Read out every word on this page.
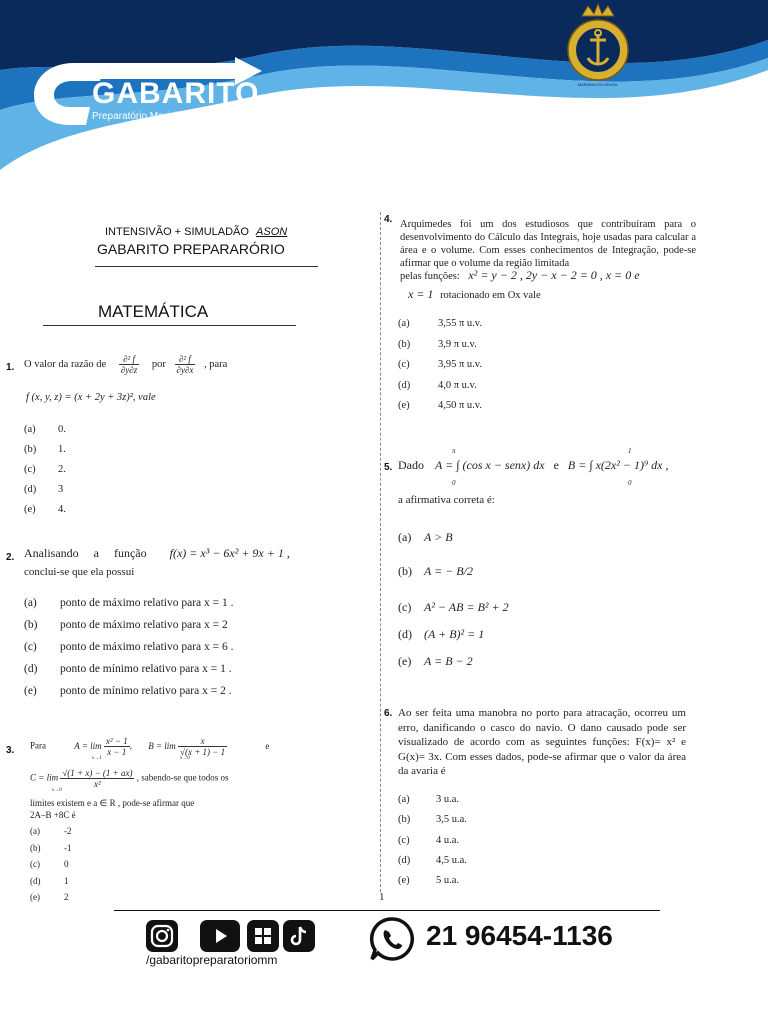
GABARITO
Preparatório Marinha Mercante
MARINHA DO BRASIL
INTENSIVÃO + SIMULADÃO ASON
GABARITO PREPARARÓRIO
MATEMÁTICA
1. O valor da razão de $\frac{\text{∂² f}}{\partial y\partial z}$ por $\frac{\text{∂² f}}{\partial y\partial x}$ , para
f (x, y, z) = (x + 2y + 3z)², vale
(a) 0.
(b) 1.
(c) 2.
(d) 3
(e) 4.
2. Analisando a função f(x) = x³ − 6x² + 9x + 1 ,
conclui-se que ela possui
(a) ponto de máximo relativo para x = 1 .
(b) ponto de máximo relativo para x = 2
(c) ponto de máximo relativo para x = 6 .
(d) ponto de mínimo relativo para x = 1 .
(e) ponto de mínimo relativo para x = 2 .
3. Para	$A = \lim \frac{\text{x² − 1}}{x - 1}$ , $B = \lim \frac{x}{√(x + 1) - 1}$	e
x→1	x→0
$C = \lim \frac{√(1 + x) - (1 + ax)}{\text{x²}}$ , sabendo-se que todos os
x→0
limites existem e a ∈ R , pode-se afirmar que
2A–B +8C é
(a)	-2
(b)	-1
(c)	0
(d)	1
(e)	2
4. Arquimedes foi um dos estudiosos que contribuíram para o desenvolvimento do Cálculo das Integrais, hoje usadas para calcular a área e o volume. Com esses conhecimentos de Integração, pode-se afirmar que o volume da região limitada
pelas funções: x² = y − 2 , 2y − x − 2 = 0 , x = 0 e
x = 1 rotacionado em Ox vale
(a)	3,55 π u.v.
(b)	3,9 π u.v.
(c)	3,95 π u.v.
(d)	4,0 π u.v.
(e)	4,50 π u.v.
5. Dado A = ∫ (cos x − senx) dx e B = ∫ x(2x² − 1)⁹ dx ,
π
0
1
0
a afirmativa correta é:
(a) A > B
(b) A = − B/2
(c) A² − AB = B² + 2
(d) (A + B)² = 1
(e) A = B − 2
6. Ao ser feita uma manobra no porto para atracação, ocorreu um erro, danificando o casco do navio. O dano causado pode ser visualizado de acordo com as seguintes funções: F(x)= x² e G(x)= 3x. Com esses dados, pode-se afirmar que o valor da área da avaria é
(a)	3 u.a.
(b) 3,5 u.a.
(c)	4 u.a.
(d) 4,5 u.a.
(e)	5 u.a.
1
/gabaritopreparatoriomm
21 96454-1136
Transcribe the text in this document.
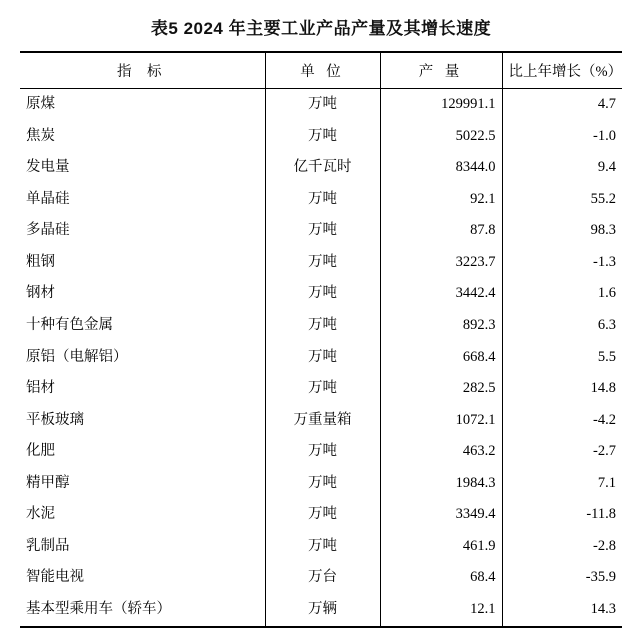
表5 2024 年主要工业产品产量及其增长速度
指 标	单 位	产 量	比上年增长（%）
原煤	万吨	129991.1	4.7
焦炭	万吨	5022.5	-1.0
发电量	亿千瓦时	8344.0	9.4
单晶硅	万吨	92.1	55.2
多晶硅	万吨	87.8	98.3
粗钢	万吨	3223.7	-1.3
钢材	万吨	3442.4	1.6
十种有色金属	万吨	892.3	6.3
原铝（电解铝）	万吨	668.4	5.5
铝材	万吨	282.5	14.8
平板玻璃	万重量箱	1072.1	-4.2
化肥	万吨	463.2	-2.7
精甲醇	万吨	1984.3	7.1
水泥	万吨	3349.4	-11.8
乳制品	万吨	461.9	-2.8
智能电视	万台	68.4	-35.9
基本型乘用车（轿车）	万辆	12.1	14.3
+ + + + + + +
- **Problem details**
What comes back should match the records exactly, minus any pictures.

- **Answer to this task**
Read out every word on this page.
GABARITO
Preparatório Marinha Mercante
MARINHA DO BRASIL
INTENSIVÃO + SIMULADÃO ASON
GABARITO PREPARARÓRIO
MATEMÁTICA
1. O valor da razão de $\frac{\text{∂² f}}{\partial y\partial z}$ por $\frac{\text{∂² f}}{\partial y\partial x}$ , para
f (x, y, z) = (x + 2y + 3z)², vale
(a) 0.
(b) 1.
(c) 2.
(d) 3
(e) 4.
2. Analisando a função f(x) = x³ − 6x² + 9x + 1 ,
conclui-se que ela possui
(a) ponto de máximo relativo para x = 1 .
(b) ponto de máximo relativo para x = 2
(c) ponto de máximo relativo para x = 6 .
(d) ponto de mínimo relativo para x = 1 .
(e) ponto de mínimo relativo para x = 2 .
3. Para	$A = \lim \frac{\text{x² − 1}}{x - 1}$ , $B = \lim \frac{x}{√(x + 1) - 1}$	e
x→1	x→0
$C = \lim \frac{√(1 + x) - (1 + ax)}{\text{x²}}$ , sabendo-se que todos os
x→0
limites existem e a ∈ R , pode-se afirmar que
2A–B +8C é
(a)	-2
(b)	-1
(c)	0
(d)	1
(e)	2
4. Arquimedes foi um dos estudiosos que contribuíram para o desenvolvimento do Cálculo das Integrais, hoje usadas para calcular a área e o volume. Com esses conhecimentos de Integração, pode-se afirmar que o volume da região limitada
pelas funções: x² = y − 2 , 2y − x − 2 = 0 , x = 0 e
x = 1 rotacionado em Ox vale
(a)	3,55 π u.v.
(b)	3,9 π u.v.
(c)	3,95 π u.v.
(d)	4,0 π u.v.
(e)	4,50 π u.v.
5. Dado A = ∫ (cos x − senx) dx e B = ∫ x(2x² − 1)⁹ dx ,
π
0
1
0
a afirmativa correta é:
(a) A > B
(b) A = − B/2
(c) A² − AB = B² + 2
(d) (A + B)² = 1
(e) A = B − 2
6. Ao ser feita uma manobra no porto para atracação, ocorreu um erro, danificando o casco do navio. O dano causado pode ser visualizado de acordo com as seguintes funções: F(x)= x² e G(x)= 3x. Com esses dados, pode-se afirmar que o valor da área da avaria é
(a)	3 u.a.
(b) 3,5 u.a.
(c)	4 u.a.
(d) 4,5 u.a.
(e)	5 u.a.
1
/gabaritopreparatoriomm
21 96454-1136
Transcribe the text in this document.
表5 2024 年主要工业产品产量及其增长速度
指 标	单 位	产 量	比上年增长（%）
原煤	万吨	129991.1	4.7
焦炭	万吨	5022.5	-1.0
发电量	亿千瓦时	8344.0	9.4
单晶硅	万吨	92.1	55.2
多晶硅	万吨	87.8	98.3
粗钢	万吨	3223.7	-1.3
钢材	万吨	3442.4	1.6
十种有色金属	万吨	892.3	6.3
原铝（电解铝）	万吨	668.4	5.5
铝材	万吨	282.5	14.8
平板玻璃	万重量箱	1072.1	-4.2
化肥	万吨	463.2	-2.7
精甲醇	万吨	1984.3	7.1
水泥	万吨	3349.4	-11.8
乳制品	万吨	461.9	-2.8
智能电视	万台	68.4	-35.9
基本型乘用车（轿车）	万辆	12.1	14.3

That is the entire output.